WHAT NEEDS TO BE DONE: Reproduce each line from the records that holds "nSETTINGS".

INFORMATION SUPPLIED:
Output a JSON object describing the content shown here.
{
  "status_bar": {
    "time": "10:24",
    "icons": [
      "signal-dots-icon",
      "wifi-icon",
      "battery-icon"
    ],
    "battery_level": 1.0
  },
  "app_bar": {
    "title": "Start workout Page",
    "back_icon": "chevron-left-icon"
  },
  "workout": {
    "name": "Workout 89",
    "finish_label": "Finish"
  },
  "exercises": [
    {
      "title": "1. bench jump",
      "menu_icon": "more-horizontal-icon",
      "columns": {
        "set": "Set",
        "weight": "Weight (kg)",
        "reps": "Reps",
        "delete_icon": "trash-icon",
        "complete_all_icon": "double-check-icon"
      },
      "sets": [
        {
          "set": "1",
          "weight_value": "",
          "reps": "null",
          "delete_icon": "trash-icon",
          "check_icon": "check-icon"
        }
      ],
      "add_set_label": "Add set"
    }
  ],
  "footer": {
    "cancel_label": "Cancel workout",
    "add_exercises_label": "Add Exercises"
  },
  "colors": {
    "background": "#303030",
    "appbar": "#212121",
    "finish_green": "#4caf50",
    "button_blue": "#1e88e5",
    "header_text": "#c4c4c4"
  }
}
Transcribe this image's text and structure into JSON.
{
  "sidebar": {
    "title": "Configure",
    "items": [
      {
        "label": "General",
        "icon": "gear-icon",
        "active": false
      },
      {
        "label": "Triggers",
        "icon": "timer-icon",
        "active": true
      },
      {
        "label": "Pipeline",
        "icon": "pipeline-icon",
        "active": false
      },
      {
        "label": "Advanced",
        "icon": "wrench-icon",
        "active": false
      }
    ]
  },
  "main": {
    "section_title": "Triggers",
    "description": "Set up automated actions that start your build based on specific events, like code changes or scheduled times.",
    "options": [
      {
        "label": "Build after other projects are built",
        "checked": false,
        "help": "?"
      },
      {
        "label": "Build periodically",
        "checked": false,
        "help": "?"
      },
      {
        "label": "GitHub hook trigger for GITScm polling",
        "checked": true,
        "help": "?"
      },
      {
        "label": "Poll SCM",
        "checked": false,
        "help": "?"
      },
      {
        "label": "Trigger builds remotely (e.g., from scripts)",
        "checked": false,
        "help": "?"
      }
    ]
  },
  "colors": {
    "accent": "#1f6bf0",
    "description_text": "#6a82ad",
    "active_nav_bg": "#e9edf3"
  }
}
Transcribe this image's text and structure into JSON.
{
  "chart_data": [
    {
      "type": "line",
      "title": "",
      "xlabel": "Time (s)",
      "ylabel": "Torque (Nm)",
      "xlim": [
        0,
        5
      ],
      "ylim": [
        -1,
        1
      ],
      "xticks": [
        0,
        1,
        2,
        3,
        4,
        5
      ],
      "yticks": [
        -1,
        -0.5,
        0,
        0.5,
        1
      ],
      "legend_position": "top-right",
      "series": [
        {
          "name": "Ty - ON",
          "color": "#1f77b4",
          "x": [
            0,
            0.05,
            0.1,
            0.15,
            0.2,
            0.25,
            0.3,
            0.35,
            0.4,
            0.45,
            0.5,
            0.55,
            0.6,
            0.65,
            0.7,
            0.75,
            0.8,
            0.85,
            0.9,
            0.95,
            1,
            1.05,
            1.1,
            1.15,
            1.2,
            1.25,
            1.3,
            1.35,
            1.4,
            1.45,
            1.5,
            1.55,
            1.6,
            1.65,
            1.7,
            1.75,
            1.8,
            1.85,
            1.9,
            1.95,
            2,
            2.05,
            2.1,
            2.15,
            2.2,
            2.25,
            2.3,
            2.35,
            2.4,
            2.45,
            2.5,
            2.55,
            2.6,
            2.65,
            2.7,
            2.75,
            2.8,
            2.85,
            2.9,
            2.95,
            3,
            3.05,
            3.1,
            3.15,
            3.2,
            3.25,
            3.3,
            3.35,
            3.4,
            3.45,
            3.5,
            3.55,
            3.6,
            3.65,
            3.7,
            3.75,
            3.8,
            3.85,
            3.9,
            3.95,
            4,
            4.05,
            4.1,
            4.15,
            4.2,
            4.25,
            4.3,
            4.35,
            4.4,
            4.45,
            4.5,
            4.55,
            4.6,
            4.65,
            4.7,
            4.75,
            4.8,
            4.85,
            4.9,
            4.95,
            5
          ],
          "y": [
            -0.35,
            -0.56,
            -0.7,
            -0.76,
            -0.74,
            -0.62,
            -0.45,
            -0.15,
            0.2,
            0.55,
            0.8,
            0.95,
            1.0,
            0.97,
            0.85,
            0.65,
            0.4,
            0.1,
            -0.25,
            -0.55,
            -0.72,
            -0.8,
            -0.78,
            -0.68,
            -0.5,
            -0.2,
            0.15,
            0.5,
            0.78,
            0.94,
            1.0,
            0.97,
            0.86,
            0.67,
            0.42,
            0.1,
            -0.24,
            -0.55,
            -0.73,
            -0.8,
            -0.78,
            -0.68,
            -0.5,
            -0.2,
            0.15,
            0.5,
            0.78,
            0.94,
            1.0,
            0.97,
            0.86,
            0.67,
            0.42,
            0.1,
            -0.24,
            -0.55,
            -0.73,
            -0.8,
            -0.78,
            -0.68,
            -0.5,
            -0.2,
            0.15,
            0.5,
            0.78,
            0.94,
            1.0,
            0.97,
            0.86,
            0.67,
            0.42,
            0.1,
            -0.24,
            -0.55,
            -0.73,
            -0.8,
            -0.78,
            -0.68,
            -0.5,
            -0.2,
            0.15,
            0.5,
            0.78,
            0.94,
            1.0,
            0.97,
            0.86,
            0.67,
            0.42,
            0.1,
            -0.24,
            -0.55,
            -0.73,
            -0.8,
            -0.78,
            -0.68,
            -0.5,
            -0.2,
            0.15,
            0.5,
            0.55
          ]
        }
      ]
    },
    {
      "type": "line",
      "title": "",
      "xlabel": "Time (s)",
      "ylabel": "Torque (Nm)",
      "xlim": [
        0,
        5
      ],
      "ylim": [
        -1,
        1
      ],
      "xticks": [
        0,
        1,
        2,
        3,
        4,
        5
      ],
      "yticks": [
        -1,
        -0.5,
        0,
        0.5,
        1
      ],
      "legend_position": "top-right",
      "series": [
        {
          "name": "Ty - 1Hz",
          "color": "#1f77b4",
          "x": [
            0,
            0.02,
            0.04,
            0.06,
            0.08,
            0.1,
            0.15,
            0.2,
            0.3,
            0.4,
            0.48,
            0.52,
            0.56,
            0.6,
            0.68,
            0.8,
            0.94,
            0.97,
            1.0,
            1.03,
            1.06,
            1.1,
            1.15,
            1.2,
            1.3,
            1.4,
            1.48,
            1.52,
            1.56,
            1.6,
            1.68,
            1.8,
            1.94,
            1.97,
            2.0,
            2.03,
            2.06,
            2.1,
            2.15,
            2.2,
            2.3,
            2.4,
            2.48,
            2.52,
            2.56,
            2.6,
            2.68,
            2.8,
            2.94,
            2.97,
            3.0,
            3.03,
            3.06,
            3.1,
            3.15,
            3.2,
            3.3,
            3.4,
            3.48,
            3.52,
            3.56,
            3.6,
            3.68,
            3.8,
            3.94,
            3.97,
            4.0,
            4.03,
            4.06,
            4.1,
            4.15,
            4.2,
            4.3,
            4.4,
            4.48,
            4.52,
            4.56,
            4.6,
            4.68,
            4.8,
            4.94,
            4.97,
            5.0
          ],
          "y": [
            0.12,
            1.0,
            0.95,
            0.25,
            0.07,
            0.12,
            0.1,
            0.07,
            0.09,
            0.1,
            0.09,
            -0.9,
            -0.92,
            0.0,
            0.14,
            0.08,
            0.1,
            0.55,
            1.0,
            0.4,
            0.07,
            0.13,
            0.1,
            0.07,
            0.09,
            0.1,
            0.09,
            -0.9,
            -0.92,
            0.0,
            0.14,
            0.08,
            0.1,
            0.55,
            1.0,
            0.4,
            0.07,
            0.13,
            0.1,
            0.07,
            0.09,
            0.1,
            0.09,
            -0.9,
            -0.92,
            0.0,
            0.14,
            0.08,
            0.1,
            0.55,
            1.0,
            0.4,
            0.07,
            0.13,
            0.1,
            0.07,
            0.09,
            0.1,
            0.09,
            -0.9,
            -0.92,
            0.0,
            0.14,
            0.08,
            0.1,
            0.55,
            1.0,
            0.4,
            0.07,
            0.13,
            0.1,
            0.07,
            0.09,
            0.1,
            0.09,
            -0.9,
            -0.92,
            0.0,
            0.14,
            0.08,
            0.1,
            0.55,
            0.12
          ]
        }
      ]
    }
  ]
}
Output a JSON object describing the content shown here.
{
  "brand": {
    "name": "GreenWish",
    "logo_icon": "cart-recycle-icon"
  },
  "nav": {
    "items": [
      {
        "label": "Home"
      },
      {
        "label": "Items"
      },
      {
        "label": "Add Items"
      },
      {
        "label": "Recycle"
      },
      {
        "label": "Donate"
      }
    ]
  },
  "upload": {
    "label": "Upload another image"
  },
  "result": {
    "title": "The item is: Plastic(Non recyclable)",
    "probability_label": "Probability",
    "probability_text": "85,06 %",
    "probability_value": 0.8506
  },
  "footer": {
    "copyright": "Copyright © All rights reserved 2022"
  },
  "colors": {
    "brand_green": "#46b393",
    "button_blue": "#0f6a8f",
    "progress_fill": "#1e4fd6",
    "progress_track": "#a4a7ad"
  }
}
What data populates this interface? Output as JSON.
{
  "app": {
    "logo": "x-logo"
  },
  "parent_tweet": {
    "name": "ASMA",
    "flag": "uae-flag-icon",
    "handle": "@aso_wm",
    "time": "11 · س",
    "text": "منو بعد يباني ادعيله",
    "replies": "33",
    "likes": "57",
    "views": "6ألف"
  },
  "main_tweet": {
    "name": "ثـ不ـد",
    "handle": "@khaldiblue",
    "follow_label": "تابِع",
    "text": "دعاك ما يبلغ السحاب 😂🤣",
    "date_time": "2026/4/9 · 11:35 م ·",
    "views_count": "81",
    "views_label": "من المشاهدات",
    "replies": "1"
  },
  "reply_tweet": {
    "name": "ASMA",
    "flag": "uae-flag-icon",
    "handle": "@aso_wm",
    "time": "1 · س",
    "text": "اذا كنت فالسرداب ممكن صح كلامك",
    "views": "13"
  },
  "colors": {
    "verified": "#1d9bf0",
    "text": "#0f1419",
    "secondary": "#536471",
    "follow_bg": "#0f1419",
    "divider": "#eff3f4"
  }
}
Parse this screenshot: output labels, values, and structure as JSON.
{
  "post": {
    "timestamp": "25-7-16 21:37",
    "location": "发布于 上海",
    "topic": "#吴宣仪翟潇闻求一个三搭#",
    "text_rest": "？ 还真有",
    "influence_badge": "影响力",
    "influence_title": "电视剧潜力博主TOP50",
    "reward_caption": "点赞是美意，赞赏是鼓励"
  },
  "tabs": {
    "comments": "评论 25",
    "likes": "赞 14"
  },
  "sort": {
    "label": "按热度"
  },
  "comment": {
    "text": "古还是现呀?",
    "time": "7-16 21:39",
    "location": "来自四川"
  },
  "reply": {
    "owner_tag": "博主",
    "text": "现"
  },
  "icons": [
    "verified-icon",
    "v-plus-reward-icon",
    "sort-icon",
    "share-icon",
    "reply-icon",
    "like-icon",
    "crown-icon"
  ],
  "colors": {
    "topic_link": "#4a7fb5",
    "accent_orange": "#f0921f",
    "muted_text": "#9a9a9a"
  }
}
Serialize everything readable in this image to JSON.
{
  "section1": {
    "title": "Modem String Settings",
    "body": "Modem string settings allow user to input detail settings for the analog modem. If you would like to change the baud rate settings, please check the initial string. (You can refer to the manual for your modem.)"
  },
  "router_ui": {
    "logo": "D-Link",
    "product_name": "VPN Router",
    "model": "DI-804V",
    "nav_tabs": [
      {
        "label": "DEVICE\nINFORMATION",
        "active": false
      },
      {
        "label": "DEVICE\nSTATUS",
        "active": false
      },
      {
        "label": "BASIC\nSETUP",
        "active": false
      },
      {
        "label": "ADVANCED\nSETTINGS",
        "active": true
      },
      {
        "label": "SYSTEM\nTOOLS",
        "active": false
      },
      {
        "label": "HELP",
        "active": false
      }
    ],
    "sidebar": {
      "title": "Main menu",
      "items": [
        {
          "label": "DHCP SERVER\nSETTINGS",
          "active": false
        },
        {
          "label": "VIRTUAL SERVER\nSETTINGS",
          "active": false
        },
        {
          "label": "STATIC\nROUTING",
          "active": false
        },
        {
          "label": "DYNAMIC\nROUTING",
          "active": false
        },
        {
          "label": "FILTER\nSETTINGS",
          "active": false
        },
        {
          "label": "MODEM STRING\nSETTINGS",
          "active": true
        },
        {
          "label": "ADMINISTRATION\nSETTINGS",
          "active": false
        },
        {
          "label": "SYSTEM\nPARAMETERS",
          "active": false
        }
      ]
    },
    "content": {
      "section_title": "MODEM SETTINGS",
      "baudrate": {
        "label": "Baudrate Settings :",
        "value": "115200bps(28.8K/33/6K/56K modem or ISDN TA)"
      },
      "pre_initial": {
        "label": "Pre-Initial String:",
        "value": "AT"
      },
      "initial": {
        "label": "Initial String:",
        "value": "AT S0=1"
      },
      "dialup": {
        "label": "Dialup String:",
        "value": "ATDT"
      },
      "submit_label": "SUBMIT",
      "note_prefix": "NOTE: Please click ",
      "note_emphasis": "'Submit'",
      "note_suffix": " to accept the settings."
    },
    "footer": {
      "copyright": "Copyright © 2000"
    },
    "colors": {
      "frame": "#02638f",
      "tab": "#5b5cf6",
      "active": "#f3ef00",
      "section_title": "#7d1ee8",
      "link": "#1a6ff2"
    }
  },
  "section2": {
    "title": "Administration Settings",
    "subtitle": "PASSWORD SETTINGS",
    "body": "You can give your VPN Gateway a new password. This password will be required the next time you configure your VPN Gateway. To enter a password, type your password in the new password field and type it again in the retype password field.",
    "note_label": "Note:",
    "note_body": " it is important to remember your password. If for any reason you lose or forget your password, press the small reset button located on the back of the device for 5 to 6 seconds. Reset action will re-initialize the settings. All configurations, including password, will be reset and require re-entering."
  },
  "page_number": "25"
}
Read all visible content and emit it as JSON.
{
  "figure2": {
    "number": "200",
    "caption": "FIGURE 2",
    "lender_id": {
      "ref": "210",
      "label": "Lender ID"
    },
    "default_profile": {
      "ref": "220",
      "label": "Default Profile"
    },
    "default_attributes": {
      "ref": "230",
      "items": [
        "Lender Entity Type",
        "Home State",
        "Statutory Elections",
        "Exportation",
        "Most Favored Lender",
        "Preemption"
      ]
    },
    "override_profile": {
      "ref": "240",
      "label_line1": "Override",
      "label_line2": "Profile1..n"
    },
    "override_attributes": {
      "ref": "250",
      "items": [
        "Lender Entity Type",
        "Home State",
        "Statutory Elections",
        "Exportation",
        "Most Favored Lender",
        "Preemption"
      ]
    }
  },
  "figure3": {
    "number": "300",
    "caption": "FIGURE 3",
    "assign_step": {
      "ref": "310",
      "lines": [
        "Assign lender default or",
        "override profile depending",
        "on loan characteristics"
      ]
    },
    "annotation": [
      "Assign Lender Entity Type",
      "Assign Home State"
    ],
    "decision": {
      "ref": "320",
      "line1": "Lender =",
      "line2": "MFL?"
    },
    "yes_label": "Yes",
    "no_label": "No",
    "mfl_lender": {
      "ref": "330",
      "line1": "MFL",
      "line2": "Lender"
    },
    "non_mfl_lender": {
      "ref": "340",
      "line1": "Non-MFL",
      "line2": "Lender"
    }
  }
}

ANSWER TO THIS EXERCISE:
        "label": "ADVANCED\nSETTINGS",
          "label": "DHCP SERVER\nSETTINGS",
          "label": "VIRTUAL SERVER\nSETTINGS",
          "label": "FILTER\nSETTINGS",
          "label": "MODEM STRING\nSETTINGS",
          "label": "ADMINISTRATION\nSETTINGS",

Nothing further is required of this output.